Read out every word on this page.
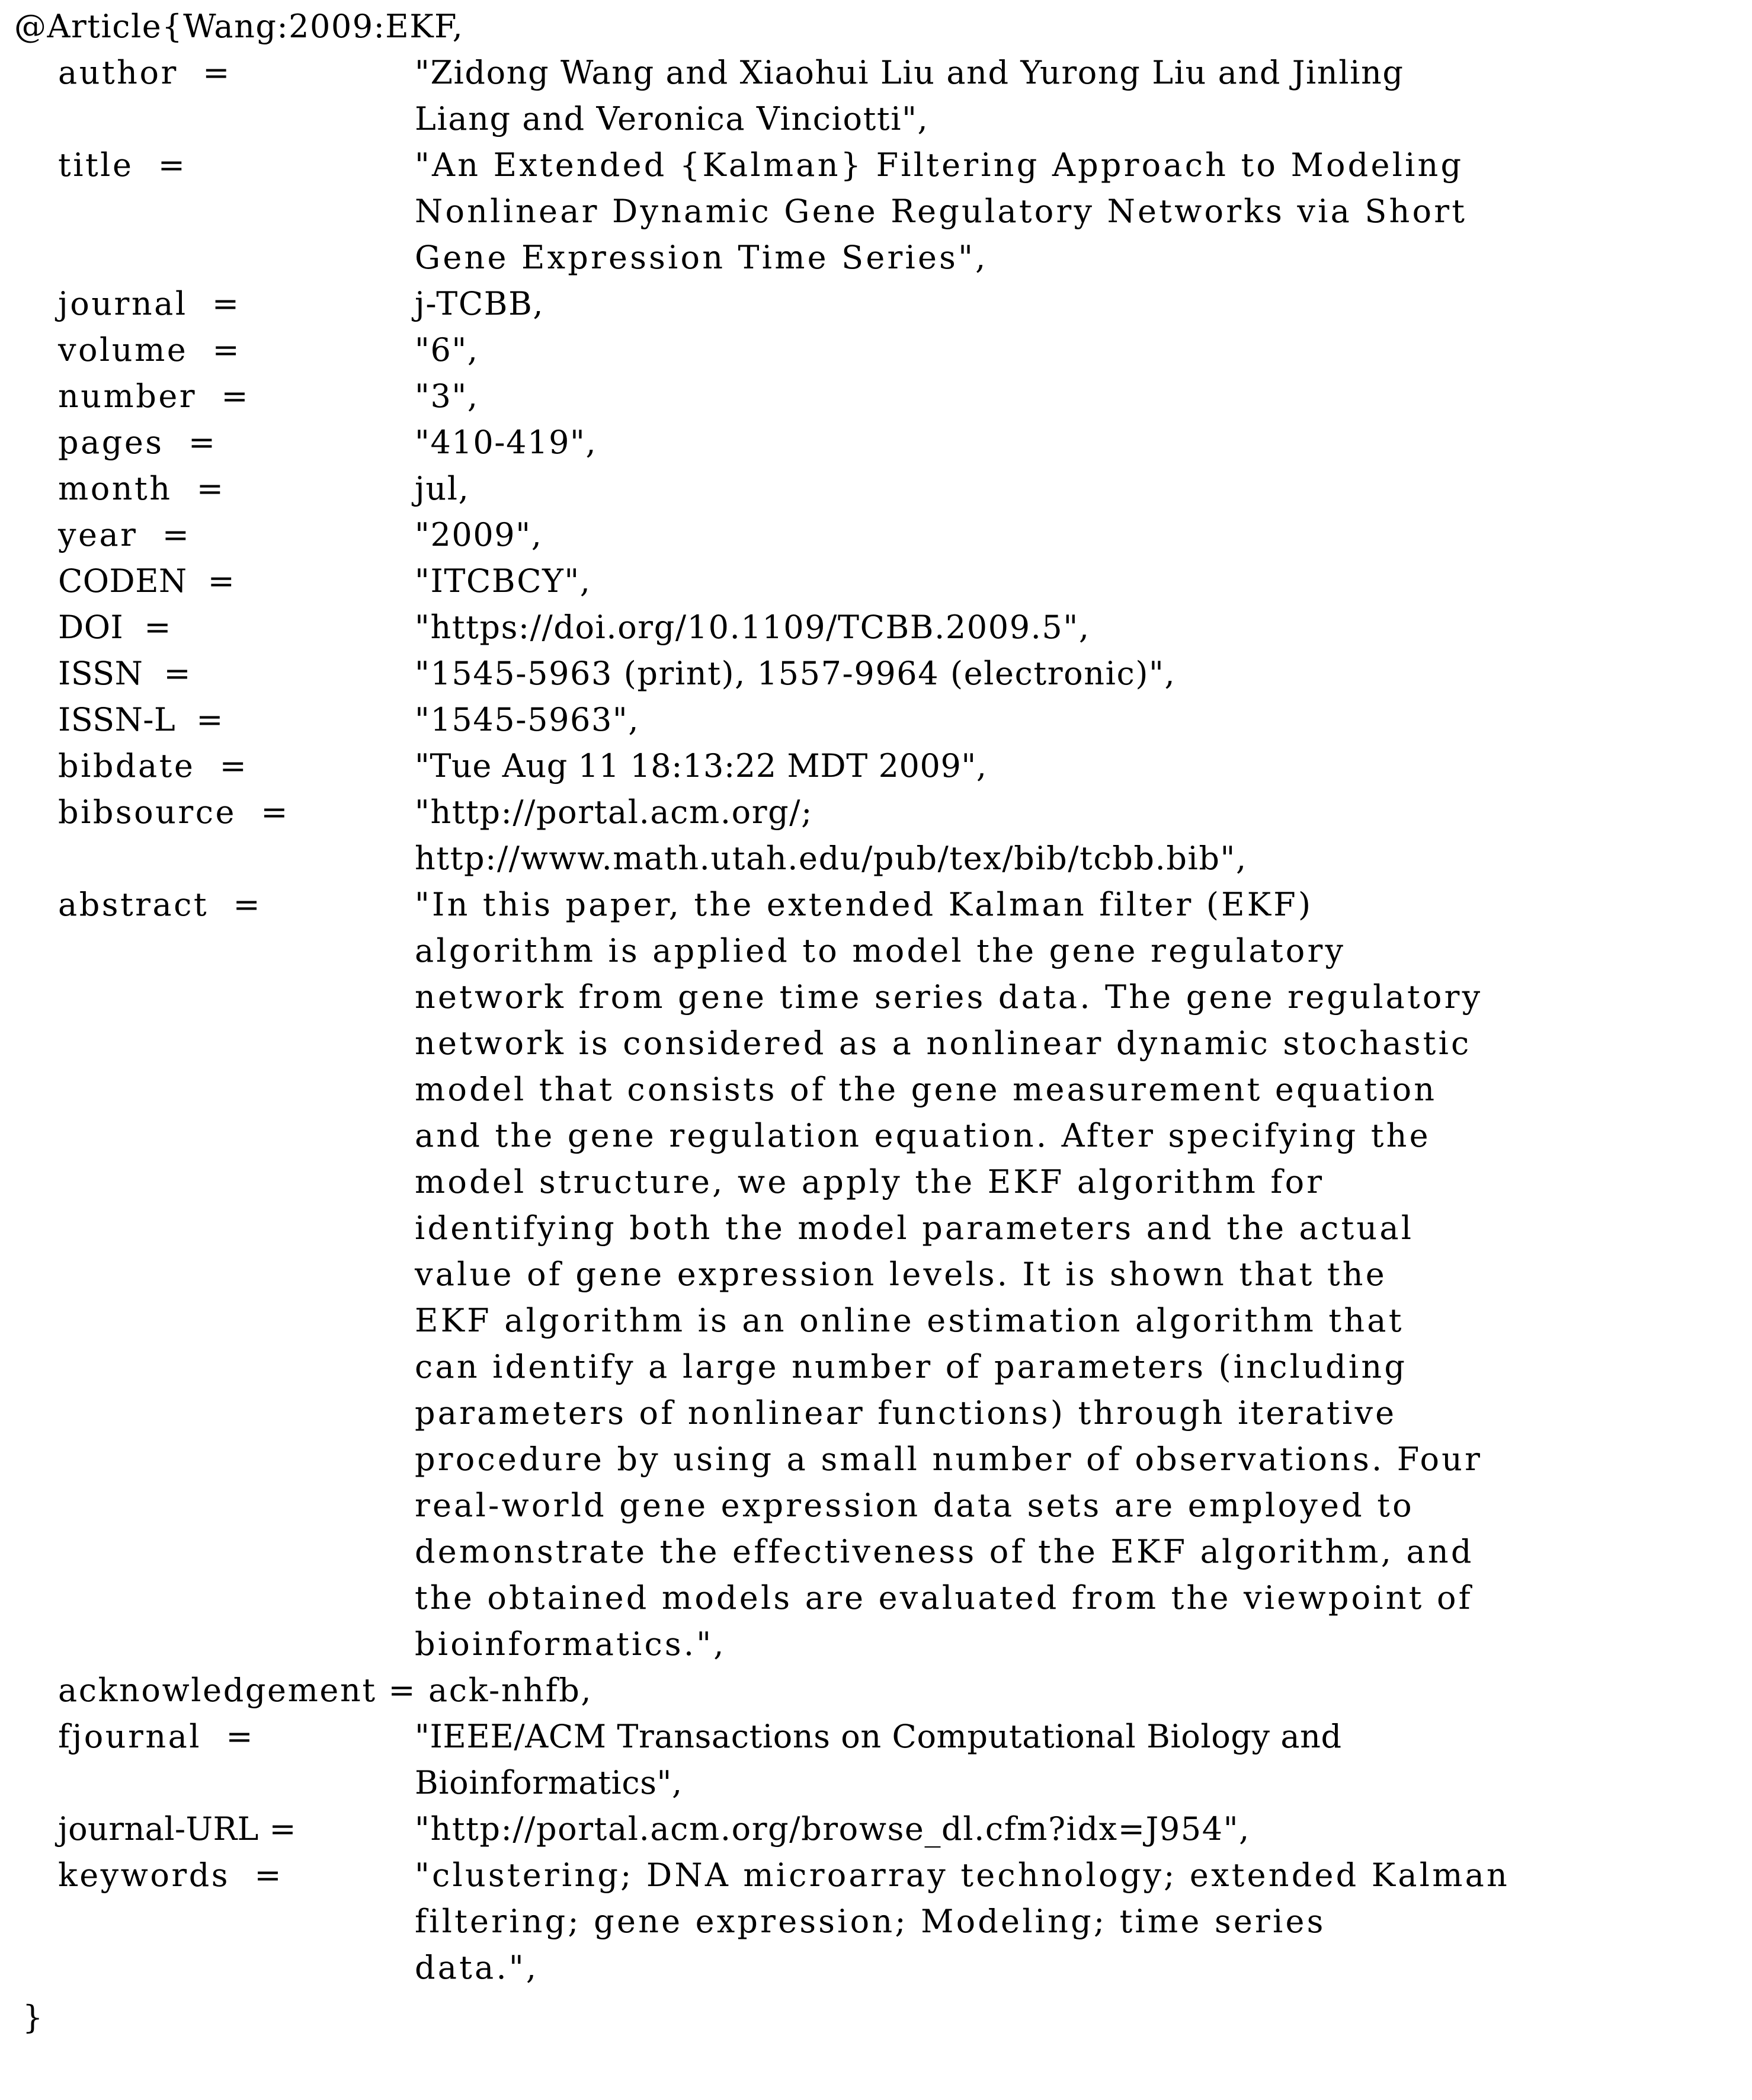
@Article{Wang:2009:EKF,
author  =	"Zidong Wang and Xiaohui Liu and Yurong Liu and Jinling
Liang and Veronica Vinciotti",
title  =	"An Extended {Kalman} Filtering Approach to Modeling
Nonlinear Dynamic Gene Regulatory Networks via Short
Gene Expression Time Series",
journal  =	j-TCBB,
volume  =	"6",
number  =	"3",
pages  =	"410-419",
month  =	jul,
year  =	"2009",
CODEN  =	"ITCBCY",
DOI  =	"https://doi.org/10.1109/TCBB.2009.5",
ISSN  =	"1545-5963 (print), 1557-9964 (electronic)",
ISSN-L  =	"1545-5963",
bibdate  =	"Tue Aug 11 18:13:22 MDT 2009",
bibsource  =	"http://portal.acm.org/;
http://www.math.utah.edu/pub/tex/bib/tcbb.bib",
abstract  =	"In this paper, the extended Kalman filter (EKF)
algorithm is applied to model the gene regulatory
network from gene time series data. The gene regulatory
network is considered as a nonlinear dynamic stochastic
model that consists of the gene measurement equation
and the gene regulation equation. After specifying the
model structure, we apply the EKF algorithm for
identifying both the model parameters and the actual
value of gene expression levels. It is shown that the
EKF algorithm is an online estimation algorithm that
can identify a large number of parameters (including
parameters of nonlinear functions) through iterative
procedure by using a small number of observations. Four
real-world gene expression data sets are employed to
demonstrate the effectiveness of the EKF algorithm, and
the obtained models are evaluated from the viewpoint of
bioinformatics.",
acknowledgement = ack-nhfb,
fjournal  =	"IEEE/ACM Transactions on Computational Biology and
Bioinformatics",
journal-URL =	"http://portal.acm.org/browse_dl.cfm?idx=J954",
keywords  =	"clustering; DNA microarray technology; extended Kalman
filtering; gene expression; Modeling; time series
data.",
}
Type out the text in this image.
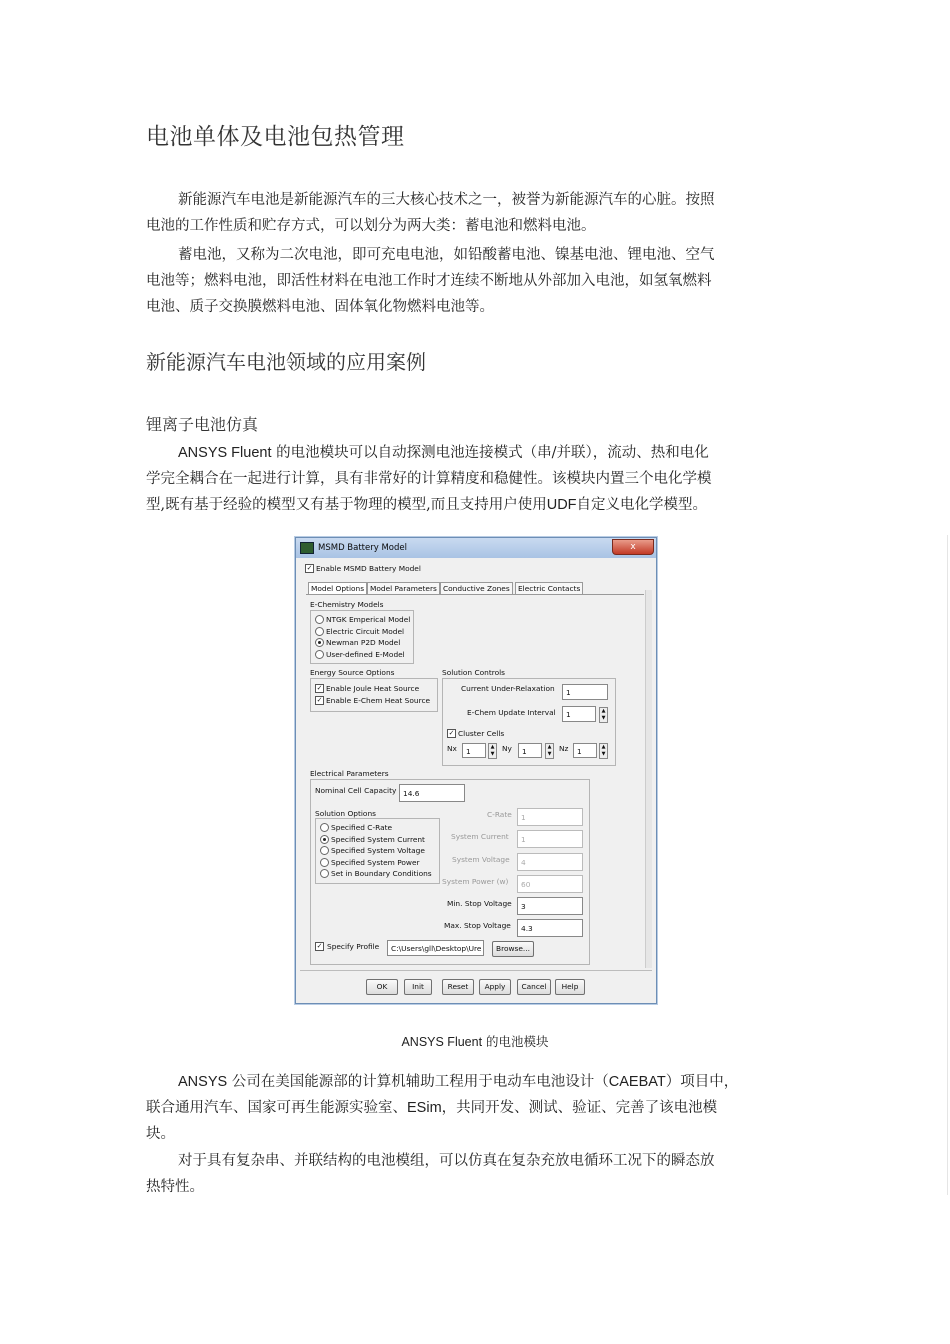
电池单体及电池包热管理
新能源汽车电池是新能源汽车的三大核心技术之一，被誉为新能源汽车的心脏。按照
电池的工作性质和贮存方式，可以划分为两大类：蓄电池和燃料电池。
蓄电池，又称为二次电池，即可充电电池，如铅酸蓄电池、镍基电池、锂电池、空气
电池等；燃料电池，即活性材料在电池工作时才连续不断地从外部加入电池，如氢氧燃料
电池、质子交换膜燃料电池、固体氧化物燃料电池等。
新能源汽车电池领域的应用案例
锂离子电池仿真
ANSYS Fluent 的电池模块可以自动探测电池连接模式（串/并联），流动、热和电化
学完全耦合在一起进行计算，具有非常好的计算精度和稳健性。该模块内置三个电化学模
型,既有基于经验的模型又有基于物理的模型,而且支持用户使用UDF自定义电化学模型。
MSMD Battery Model	x
✓ Enable MSMD Battery Model
Model Options Model Parameters Conductive Zones	Electric Contacts
E-Chemistry Models
NTGK Emperical Model
Electric Circuit Model
Newman P2D Model
User-defined E-Model
Energy Source Options
✓ Enable Joule Heat Source
✓ Enable E-Chem Heat Source
Solution Controls
Current Under-Relaxation	1
E-Chem Update Interval	1	▲
▼
✓ Cluster Cells
Nx	1	▲
▼
Ny	1	▲
▼
Nz	1	▲
▼
Electrical Parameters
Nominal Cell Capacity 14.6
Solution Options
Specified C-Rate
Specified System Current
Specified System Voltage
Specified System Power
Set in Boundary Conditions
C-Rate	1
System Current	1
System Voltage	4
System Power (w)	60
Min. Stop Voltage	3
Max. Stop Voltage	4.3
✓ Specify Profile	C:\Users\gll\Desktop\Ure	Browse...
OK	Init	Reset	Apply	Cancel	Help
ANSYS Fluent 的电池模块
ANSYS 公司在美国能源部的计算机辅助工程用于电动车电池设计（CAEBAT）项目中，
联合通用汽车、国家可再生能源实验室、ESim，共同开发、测试、验证、完善了该电池模
块。
对于具有复杂串、并联结构的电池模组，可以仿真在复杂充放电循环工况下的瞬态放
热特性。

--- --- ---

* _ACTIVITY_
Pictures in the records above are not copied; print everything else exactly.

* _OUTPUT_
Read out every word on this page.
@Article{Wang:2009:EKF,
author  =	"Zidong Wang and Xiaohui Liu and Yurong Liu and Jinling
Liang and Veronica Vinciotti",
title  =	"An Extended {Kalman} Filtering Approach to Modeling
Nonlinear Dynamic Gene Regulatory Networks via Short
Gene Expression Time Series",
journal  =	j-TCBB,
volume  =	"6",
number  =	"3",
pages  =	"410-419",
month  =	jul,
year  =	"2009",
CODEN  =	"ITCBCY",
DOI  =	"https://doi.org/10.1109/TCBB.2009.5",
ISSN  =	"1545-5963 (print), 1557-9964 (electronic)",
ISSN-L  =	"1545-5963",
bibdate  =	"Tue Aug 11 18:13:22 MDT 2009",
bibsource  =	"http://portal.acm.org/;
http://www.math.utah.edu/pub/tex/bib/tcbb.bib",
abstract  =	"In this paper, the extended Kalman filter (EKF)
algorithm is applied to model the gene regulatory
network from gene time series data. The gene regulatory
network is considered as a nonlinear dynamic stochastic
model that consists of the gene measurement equation
and the gene regulation equation. After specifying the
model structure, we apply the EKF algorithm for
identifying both the model parameters and the actual
value of gene expression levels. It is shown that the
EKF algorithm is an online estimation algorithm that
can identify a large number of parameters (including
parameters of nonlinear functions) through iterative
procedure by using a small number of observations. Four
real-world gene expression data sets are employed to
demonstrate the effectiveness of the EKF algorithm, and
the obtained models are evaluated from the viewpoint of
bioinformatics.",
acknowledgement = ack-nhfb,
fjournal  =	"IEEE/ACM Transactions on Computational Biology and
Bioinformatics",
journal-URL =	"http://portal.acm.org/browse_dl.cfm?idx=J954",
keywords  =	"clustering; DNA microarray technology; extended Kalman
filtering; gene expression; Modeling; time series
data.",
}
Type out the text in this image.
电池单体及电池包热管理
新能源汽车电池是新能源汽车的三大核心技术之一，被誉为新能源汽车的心脏。按照
电池的工作性质和贮存方式，可以划分为两大类：蓄电池和燃料电池。
蓄电池，又称为二次电池，即可充电电池，如铅酸蓄电池、镍基电池、锂电池、空气
电池等；燃料电池，即活性材料在电池工作时才连续不断地从外部加入电池，如氢氧燃料
电池、质子交换膜燃料电池、固体氧化物燃料电池等。
新能源汽车电池领域的应用案例
锂离子电池仿真
ANSYS Fluent 的电池模块可以自动探测电池连接模式（串/并联），流动、热和电化
学完全耦合在一起进行计算，具有非常好的计算精度和稳健性。该模块内置三个电化学模
型,既有基于经验的模型又有基于物理的模型,而且支持用户使用UDF自定义电化学模型。
MSMD Battery Model	x
✓ Enable MSMD Battery Model
Model Options Model Parameters Conductive Zones	Electric Contacts
E-Chemistry Models
NTGK Emperical Model
Electric Circuit Model
Newman P2D Model
User-defined E-Model
Energy Source Options
✓ Enable Joule Heat Source
✓ Enable E-Chem Heat Source
Solution Controls
Current Under-Relaxation	1
E-Chem Update Interval	1	▲
▼
✓ Cluster Cells
Nx	1	▲
▼
Ny	1	▲
▼
Nz	1	▲
▼
Electrical Parameters
Nominal Cell Capacity 14.6
Solution Options
Specified C-Rate
Specified System Current
Specified System Voltage
Specified System Power
Set in Boundary Conditions
C-Rate	1
System Current	1
System Voltage	4
System Power (w)	60
Min. Stop Voltage	3
Max. Stop Voltage	4.3
✓ Specify Profile	C:\Users\gll\Desktop\Ure	Browse...
OK	Init	Reset	Apply	Cancel	Help
ANSYS Fluent 的电池模块
ANSYS 公司在美国能源部的计算机辅助工程用于电动车电池设计（CAEBAT）项目中，
联合通用汽车、国家可再生能源实验室、ESim，共同开发、测试、验证、完善了该电池模
块。
对于具有复杂串、并联结构的电池模组，可以仿真在复杂充放电循环工况下的瞬态放
热特性。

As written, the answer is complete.